▶ **Input**
——
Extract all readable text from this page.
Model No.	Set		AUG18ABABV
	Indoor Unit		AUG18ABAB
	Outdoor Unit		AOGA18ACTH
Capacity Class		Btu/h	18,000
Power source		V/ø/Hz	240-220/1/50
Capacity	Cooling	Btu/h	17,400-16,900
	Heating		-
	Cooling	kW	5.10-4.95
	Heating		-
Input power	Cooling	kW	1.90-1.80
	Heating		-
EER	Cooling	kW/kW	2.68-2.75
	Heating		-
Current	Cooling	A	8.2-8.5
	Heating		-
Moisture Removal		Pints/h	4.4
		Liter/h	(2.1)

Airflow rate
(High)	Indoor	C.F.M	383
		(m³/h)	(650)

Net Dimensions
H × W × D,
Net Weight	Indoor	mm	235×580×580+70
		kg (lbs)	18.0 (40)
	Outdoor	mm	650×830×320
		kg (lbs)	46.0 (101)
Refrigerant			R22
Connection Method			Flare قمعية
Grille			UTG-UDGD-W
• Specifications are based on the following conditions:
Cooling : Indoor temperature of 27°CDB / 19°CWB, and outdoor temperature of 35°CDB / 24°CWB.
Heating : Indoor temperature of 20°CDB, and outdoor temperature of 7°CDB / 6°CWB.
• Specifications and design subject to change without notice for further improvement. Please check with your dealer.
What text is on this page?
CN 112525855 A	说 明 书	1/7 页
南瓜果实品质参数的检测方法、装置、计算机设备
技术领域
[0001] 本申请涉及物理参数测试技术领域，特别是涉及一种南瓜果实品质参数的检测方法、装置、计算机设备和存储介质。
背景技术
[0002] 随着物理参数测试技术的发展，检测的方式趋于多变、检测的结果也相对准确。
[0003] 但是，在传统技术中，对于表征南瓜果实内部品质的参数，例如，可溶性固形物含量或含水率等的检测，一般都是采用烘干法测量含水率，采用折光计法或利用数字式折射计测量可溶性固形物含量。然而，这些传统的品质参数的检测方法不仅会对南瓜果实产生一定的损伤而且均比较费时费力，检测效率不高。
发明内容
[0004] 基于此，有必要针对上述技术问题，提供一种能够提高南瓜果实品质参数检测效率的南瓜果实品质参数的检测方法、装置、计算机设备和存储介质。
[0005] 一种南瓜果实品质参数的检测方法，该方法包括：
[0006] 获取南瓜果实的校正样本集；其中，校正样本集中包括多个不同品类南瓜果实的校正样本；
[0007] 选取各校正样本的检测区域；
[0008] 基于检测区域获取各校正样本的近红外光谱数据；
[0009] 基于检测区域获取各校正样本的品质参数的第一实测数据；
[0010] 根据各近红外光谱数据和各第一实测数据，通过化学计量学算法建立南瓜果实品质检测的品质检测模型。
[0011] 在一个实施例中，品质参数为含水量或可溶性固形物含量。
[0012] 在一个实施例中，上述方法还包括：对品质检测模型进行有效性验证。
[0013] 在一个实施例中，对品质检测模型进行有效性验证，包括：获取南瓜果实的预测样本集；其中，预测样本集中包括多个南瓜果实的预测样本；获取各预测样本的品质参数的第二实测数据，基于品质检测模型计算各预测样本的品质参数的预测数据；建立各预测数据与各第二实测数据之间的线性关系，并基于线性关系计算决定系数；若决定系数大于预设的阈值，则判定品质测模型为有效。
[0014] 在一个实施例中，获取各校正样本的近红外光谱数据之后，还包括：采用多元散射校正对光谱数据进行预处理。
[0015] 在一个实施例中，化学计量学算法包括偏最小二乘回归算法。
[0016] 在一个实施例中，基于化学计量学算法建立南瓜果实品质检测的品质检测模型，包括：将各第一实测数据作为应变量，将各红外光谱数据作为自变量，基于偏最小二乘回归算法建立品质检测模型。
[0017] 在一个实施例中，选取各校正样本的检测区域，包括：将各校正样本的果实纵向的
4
——
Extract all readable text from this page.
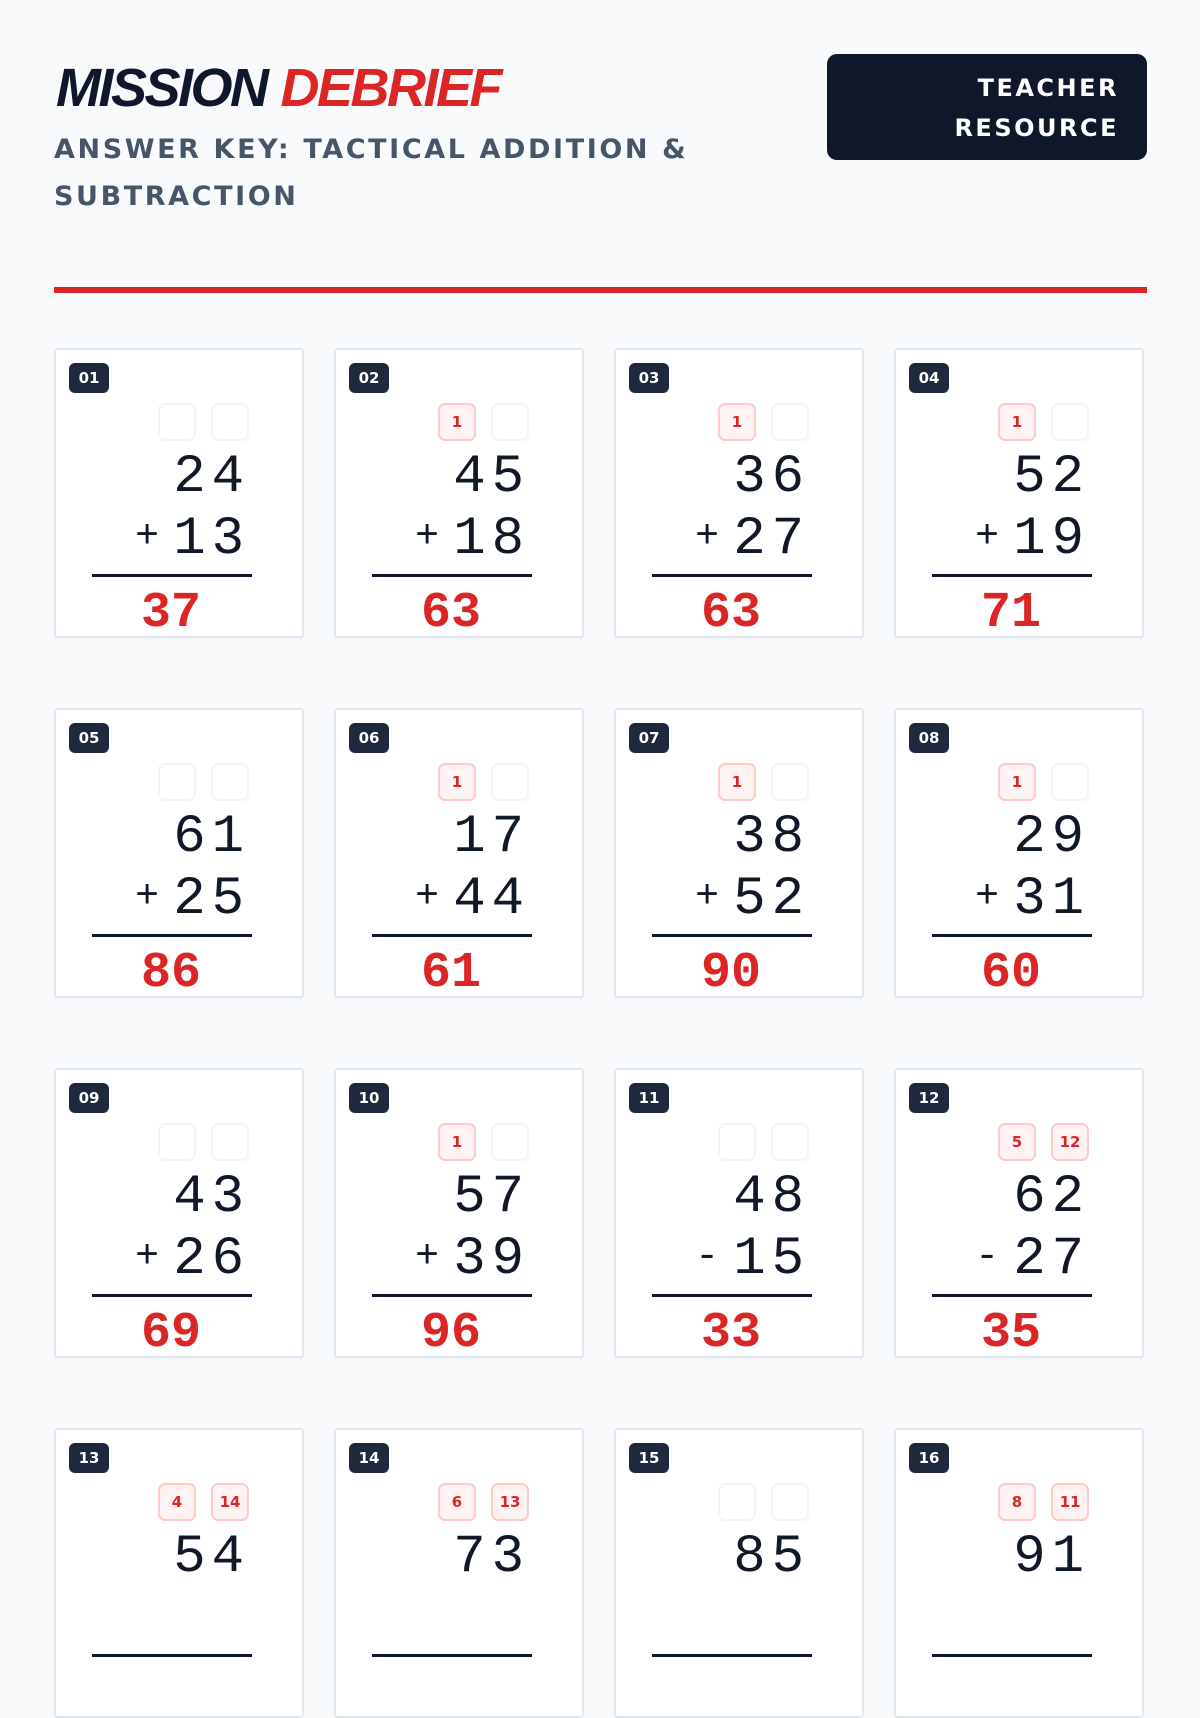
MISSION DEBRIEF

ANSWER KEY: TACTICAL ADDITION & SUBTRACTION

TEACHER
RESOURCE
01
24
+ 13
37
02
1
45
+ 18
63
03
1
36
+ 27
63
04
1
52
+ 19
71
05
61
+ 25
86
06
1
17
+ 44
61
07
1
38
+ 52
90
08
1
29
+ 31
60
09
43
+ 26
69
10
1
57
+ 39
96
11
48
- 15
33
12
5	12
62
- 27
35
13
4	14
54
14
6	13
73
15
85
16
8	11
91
——
▶ **What the task asks**
Check each line in the listing above for the string "计算机设备和存储介质", then report how many lines contain it, with no other text.

▶ **Problem solution**
2